DATASET ENTRIES –
——
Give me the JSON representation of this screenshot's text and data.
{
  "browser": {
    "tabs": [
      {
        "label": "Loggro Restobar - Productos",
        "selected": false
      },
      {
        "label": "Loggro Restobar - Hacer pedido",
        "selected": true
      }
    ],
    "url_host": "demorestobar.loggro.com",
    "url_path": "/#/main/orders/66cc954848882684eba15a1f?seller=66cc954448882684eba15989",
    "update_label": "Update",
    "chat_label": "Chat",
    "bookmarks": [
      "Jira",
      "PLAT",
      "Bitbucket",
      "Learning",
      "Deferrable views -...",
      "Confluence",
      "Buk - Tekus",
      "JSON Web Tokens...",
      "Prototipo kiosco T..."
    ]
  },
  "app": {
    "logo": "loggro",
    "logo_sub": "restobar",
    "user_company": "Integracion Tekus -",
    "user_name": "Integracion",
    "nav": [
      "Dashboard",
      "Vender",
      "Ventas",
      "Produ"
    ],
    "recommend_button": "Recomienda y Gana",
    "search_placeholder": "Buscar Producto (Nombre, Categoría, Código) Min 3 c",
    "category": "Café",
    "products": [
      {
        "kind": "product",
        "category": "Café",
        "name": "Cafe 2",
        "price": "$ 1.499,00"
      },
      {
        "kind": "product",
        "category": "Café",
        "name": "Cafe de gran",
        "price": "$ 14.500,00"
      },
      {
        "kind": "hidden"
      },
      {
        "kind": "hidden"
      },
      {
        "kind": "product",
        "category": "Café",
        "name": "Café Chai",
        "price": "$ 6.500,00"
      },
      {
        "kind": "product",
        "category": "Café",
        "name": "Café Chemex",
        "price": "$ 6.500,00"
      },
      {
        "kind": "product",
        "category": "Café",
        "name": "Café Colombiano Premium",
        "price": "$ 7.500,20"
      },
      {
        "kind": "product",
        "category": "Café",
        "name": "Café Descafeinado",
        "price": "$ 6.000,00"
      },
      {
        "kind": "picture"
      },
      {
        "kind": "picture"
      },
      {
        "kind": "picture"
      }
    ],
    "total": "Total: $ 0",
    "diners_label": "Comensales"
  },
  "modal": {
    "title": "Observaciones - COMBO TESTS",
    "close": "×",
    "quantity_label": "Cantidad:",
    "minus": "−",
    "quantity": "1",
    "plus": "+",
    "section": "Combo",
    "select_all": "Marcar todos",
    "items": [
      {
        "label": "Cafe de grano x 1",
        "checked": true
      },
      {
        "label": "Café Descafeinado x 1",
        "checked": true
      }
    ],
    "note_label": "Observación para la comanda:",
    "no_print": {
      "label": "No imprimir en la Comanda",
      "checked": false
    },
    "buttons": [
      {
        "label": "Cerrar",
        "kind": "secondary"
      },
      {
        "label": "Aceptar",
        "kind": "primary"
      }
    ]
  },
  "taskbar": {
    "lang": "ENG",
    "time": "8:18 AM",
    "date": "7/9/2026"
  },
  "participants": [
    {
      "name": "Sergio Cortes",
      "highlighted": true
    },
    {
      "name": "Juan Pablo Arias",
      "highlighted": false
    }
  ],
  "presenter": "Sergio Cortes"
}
——
REQUIREMENTS –
Return the whole listing exactly.

OUTPUT OF THE EXERCISE –
Give me the JSON representation of this screenshot's text and data.
{
  "browser": {
    "tabs": [
      {
        "label": "Loggro Restobar - Productos",
        "selected": false
      },
      {
        "label": "Loggro Restobar - Hacer pedido",
        "selected": true
      }
    ],
    "url_host": "demorestobar.loggro.com",
    "url_path": "/#/main/orders/66cc954848882684eba15a1f?seller=66cc954448882684eba15989",
    "update_label": "Update",
    "chat_label": "Chat",
    "bookmarks": [
      "Jira",
      "PLAT",
      "Bitbucket",
      "Learning",
      "Deferrable views -...",
      "Confluence",
      "Buk - Tekus",
      "JSON Web Tokens...",
      "Prototipo kiosco T..."
    ]
  },
  "app": {
    "logo": "loggro",
    "logo_sub": "restobar",
    "user_company": "Integracion Tekus -",
    "user_name": "Integracion",
    "nav": [
      "Dashboard",
      "Vender",
      "Ventas",
      "Produ"
    ],
    "recommend_button": "Recomienda y Gana",
    "search_placeholder": "Buscar Producto (Nombre, Categoría, Código) Min 3 c",
    "category": "Café",
    "products": [
      {
        "kind": "product",
        "category": "Café",
        "name": "Cafe 2",
        "price": "$ 1.499,00"
      },
      {
        "kind": "product",
        "category": "Café",
        "name": "Cafe de gran",
        "price": "$ 14.500,00"
      },
      {
        "kind": "hidden"
      },
      {
        "kind": "hidden"
      },
      {
        "kind": "product",
        "category": "Café",
        "name": "Café Chai",
        "price": "$ 6.500,00"
      },
      {
        "kind": "product",
        "category": "Café",
        "name": "Café Chemex",
        "price": "$ 6.500,00"
      },
      {
        "kind": "product",
        "category": "Café",
        "name": "Café Colombiano Premium",
        "price": "$ 7.500,20"
      },
      {
        "kind": "product",
        "category": "Café",
        "name": "Café Descafeinado",
        "price": "$ 6.000,00"
      },
      {
        "kind": "picture"
      },
      {
        "kind": "picture"
      },
      {
        "kind": "picture"
      }
    ],
    "total": "Total: $ 0",
    "diners_label": "Comensales"
  },
  "modal": {
    "title": "Observaciones - COMBO TESTS",
    "close": "×",
    "quantity_label": "Cantidad:",
    "minus": "−",
    "quantity": "1",
    "plus": "+",
    "section": "Combo",
    "select_all": "Marcar todos",
    "items": [
      {
        "label": "Cafe de grano x 1",
        "checked": true
      },
      {
        "label": "Café Descafeinado x 1",
        "checked": true
      }
    ],
    "note_label": "Observación para la comanda:",
    "no_print": {
      "label": "No imprimir en la Comanda",
      "checked": false
    },
    "buttons": [
      {
        "label": "Cerrar",
        "kind": "secondary"
      },
      {
        "label": "Aceptar",
        "kind": "primary"
      }
    ]
  },
  "taskbar": {
    "lang": "ENG",
    "time": "8:18 AM",
    "date": "7/9/2026"
  },
  "participants": [
    {
      "name": "Sergio Cortes",
      "highlighted": true
    },
    {
      "name": "Juan Pablo Arias",
      "highlighted": false
    }
  ],
  "presenter": "Sergio Cortes"
}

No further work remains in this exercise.